_WHAT TO WORK ON_:
Extract each record and reproduce it exactly.

_GIVEN RECORDS_:
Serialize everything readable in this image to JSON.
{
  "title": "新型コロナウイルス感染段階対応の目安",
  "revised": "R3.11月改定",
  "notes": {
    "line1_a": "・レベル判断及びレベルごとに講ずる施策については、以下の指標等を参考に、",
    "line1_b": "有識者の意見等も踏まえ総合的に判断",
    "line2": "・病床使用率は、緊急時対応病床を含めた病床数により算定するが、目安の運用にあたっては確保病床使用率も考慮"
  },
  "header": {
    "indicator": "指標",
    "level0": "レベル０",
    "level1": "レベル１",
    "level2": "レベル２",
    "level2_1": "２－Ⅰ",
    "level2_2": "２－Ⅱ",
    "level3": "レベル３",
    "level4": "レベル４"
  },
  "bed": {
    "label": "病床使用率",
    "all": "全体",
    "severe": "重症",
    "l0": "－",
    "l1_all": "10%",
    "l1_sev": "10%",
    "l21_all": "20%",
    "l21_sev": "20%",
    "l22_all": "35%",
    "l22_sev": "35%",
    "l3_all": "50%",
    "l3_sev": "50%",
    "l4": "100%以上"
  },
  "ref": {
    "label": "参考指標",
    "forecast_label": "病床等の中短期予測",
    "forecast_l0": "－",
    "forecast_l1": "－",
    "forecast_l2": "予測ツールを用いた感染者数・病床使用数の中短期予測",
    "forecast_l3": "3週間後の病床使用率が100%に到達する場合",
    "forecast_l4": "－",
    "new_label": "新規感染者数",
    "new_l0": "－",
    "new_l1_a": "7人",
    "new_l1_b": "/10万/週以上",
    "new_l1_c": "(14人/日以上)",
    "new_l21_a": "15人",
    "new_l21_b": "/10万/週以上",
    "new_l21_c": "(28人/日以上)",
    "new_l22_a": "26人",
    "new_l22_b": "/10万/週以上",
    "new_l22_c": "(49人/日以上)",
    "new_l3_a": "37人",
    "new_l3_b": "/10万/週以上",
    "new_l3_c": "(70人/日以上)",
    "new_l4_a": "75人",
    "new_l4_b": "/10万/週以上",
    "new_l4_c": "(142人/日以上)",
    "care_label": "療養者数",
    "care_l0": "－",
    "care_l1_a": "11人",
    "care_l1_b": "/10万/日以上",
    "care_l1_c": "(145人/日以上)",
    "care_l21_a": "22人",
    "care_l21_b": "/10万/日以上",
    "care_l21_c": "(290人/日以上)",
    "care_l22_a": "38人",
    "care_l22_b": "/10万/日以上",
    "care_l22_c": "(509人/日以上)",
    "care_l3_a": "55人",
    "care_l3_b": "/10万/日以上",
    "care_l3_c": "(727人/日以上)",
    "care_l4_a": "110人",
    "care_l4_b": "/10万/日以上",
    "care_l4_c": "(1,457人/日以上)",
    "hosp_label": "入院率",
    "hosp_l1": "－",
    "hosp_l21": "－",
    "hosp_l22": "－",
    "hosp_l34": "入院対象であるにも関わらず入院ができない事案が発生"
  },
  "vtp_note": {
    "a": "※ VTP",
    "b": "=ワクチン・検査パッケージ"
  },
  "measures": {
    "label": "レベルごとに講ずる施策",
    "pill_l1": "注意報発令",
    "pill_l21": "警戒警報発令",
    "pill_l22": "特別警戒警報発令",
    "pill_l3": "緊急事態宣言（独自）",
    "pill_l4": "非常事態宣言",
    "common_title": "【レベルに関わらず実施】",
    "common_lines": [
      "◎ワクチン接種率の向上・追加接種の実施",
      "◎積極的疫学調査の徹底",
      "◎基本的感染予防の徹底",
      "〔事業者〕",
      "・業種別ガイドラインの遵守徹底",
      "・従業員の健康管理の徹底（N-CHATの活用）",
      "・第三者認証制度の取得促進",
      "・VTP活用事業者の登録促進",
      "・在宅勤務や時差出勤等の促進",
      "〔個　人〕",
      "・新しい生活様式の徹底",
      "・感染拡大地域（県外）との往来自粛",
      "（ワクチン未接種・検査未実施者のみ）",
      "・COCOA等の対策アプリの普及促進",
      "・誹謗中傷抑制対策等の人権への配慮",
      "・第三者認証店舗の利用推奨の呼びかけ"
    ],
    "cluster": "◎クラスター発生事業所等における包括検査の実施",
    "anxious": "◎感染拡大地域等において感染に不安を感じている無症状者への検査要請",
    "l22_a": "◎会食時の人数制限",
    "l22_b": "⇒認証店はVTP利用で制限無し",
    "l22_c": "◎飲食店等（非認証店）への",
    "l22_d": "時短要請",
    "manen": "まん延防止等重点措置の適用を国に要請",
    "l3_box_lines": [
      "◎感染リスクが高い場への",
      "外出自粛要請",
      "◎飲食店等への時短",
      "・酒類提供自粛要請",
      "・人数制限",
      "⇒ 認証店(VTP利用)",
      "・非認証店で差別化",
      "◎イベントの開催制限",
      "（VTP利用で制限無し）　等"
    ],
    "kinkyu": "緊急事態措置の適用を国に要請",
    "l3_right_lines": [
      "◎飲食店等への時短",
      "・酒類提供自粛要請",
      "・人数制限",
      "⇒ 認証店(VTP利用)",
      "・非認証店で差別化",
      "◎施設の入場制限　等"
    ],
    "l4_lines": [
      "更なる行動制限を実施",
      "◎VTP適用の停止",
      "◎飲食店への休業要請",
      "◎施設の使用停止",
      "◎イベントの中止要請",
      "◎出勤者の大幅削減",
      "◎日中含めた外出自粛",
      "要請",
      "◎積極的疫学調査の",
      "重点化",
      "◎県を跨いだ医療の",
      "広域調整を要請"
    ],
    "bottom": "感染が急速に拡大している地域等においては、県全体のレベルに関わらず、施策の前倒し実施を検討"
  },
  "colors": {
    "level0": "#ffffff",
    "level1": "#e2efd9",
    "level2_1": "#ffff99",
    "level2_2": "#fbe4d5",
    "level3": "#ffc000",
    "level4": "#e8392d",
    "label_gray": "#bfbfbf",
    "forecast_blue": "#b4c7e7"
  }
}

_CORRECT OUTPUT_:
Serialize everything readable in this image to JSON.
{
  "title": "新型コロナウイルス感染段階対応の目安",
  "revised": "R3.11月改定",
  "notes": {
    "line1_a": "・レベル判断及びレベルごとに講ずる施策については、以下の指標等を参考に、",
    "line1_b": "有識者の意見等も踏まえ総合的に判断",
    "line2": "・病床使用率は、緊急時対応病床を含めた病床数により算定するが、目安の運用にあたっては確保病床使用率も考慮"
  },
  "header": {
    "indicator": "指標",
    "level0": "レベル０",
    "level1": "レベル１",
    "level2": "レベル２",
    "level2_1": "２－Ⅰ",
    "level2_2": "２－Ⅱ",
    "level3": "レベル３",
    "level4": "レベル４"
  },
  "bed": {
    "label": "病床使用率",
    "all": "全体",
    "severe": "重症",
    "l0": "－",
    "l1_all": "10%",
    "l1_sev": "10%",
    "l21_all": "20%",
    "l21_sev": "20%",
    "l22_all": "35%",
    "l22_sev": "35%",
    "l3_all": "50%",
    "l3_sev": "50%",
    "l4": "100%以上"
  },
  "ref": {
    "label": "参考指標",
    "forecast_label": "病床等の中短期予測",
    "forecast_l0": "－",
    "forecast_l1": "－",
    "forecast_l2": "予測ツールを用いた感染者数・病床使用数の中短期予測",
    "forecast_l3": "3週間後の病床使用率が100%に到達する場合",
    "forecast_l4": "－",
    "new_label": "新規感染者数",
    "new_l0": "－",
    "new_l1_a": "7人",
    "new_l1_b": "/10万/週以上",
    "new_l1_c": "(14人/日以上)",
    "new_l21_a": "15人",
    "new_l21_b": "/10万/週以上",
    "new_l21_c": "(28人/日以上)",
    "new_l22_a": "26人",
    "new_l22_b": "/10万/週以上",
    "new_l22_c": "(49人/日以上)",
    "new_l3_a": "37人",
    "new_l3_b": "/10万/週以上",
    "new_l3_c": "(70人/日以上)",
    "new_l4_a": "75人",
    "new_l4_b": "/10万/週以上",
    "new_l4_c": "(142人/日以上)",
    "care_label": "療養者数",
    "care_l0": "－",
    "care_l1_a": "11人",
    "care_l1_b": "/10万/日以上",
    "care_l1_c": "(145人/日以上)",
    "care_l21_a": "22人",
    "care_l21_b": "/10万/日以上",
    "care_l21_c": "(290人/日以上)",
    "care_l22_a": "38人",
    "care_l22_b": "/10万/日以上",
    "care_l22_c": "(509人/日以上)",
    "care_l3_a": "55人",
    "care_l3_b": "/10万/日以上",
    "care_l3_c": "(727人/日以上)",
    "care_l4_a": "110人",
    "care_l4_b": "/10万/日以上",
    "care_l4_c": "(1,457人/日以上)",
    "hosp_label": "入院率",
    "hosp_l1": "－",
    "hosp_l21": "－",
    "hosp_l22": "－",
    "hosp_l34": "入院対象であるにも関わらず入院ができない事案が発生"
  },
  "vtp_note": {
    "a": "※ VTP",
    "b": "=ワクチン・検査パッケージ"
  },
  "measures": {
    "label": "レベルごとに講ずる施策",
    "pill_l1": "注意報発令",
    "pill_l21": "警戒警報発令",
    "pill_l22": "特別警戒警報発令",
    "pill_l3": "緊急事態宣言（独自）",
    "pill_l4": "非常事態宣言",
    "common_title": "【レベルに関わらず実施】",
    "common_lines": [
      "◎ワクチン接種率の向上・追加接種の実施",
      "◎積極的疫学調査の徹底",
      "◎基本的感染予防の徹底",
      "〔事業者〕",
      "・業種別ガイドラインの遵守徹底",
      "・従業員の健康管理の徹底（N-CHATの活用）",
      "・第三者認証制度の取得促進",
      "・VTP活用事業者の登録促進",
      "・在宅勤務や時差出勤等の促進",
      "〔個　人〕",
      "・新しい生活様式の徹底",
      "・感染拡大地域（県外）との往来自粛",
      "（ワクチン未接種・検査未実施者のみ）",
      "・COCOA等の対策アプリの普及促進",
      "・誹謗中傷抑制対策等の人権への配慮",
      "・第三者認証店舗の利用推奨の呼びかけ"
    ],
    "cluster": "◎クラスター発生事業所等における包括検査の実施",
    "anxious": "◎感染拡大地域等において感染に不安を感じている無症状者への検査要請",
    "l22_a": "◎会食時の人数制限",
    "l22_b": "⇒認証店はVTP利用で制限無し",
    "l22_c": "◎飲食店等（非認証店）への",
    "l22_d": "時短要請",
    "manen": "まん延防止等重点措置の適用を国に要請",
    "l3_box_lines": [
      "◎感染リスクが高い場への",
      "外出自粛要請",
      "◎飲食店等への時短",
      "・酒類提供自粛要請",
      "・人数制限",
      "⇒ 認証店(VTP利用)",
      "・非認証店で差別化",
      "◎イベントの開催制限",
      "（VTP利用で制限無し）　等"
    ],
    "kinkyu": "緊急事態措置の適用を国に要請",
    "l3_right_lines": [
      "◎飲食店等への時短",
      "・酒類提供自粛要請",
      "・人数制限",
      "⇒ 認証店(VTP利用)",
      "・非認証店で差別化",
      "◎施設の入場制限　等"
    ],
    "l4_lines": [
      "更なる行動制限を実施",
      "◎VTP適用の停止",
      "◎飲食店への休業要請",
      "◎施設の使用停止",
      "◎イベントの中止要請",
      "◎出勤者の大幅削減",
      "◎日中含めた外出自粛",
      "要請",
      "◎積極的疫学調査の",
      "重点化",
      "◎県を跨いだ医療の",
      "広域調整を要請"
    ],
    "bottom": "感染が急速に拡大している地域等においては、県全体のレベルに関わらず、施策の前倒し実施を検討"
  },
  "colors": {
    "level0": "#ffffff",
    "level1": "#e2efd9",
    "level2_1": "#ffff99",
    "level2_2": "#fbe4d5",
    "level3": "#ffc000",
    "level4": "#e8392d",
    "label_gray": "#bfbfbf",
    "forecast_blue": "#b4c7e7"
  }
}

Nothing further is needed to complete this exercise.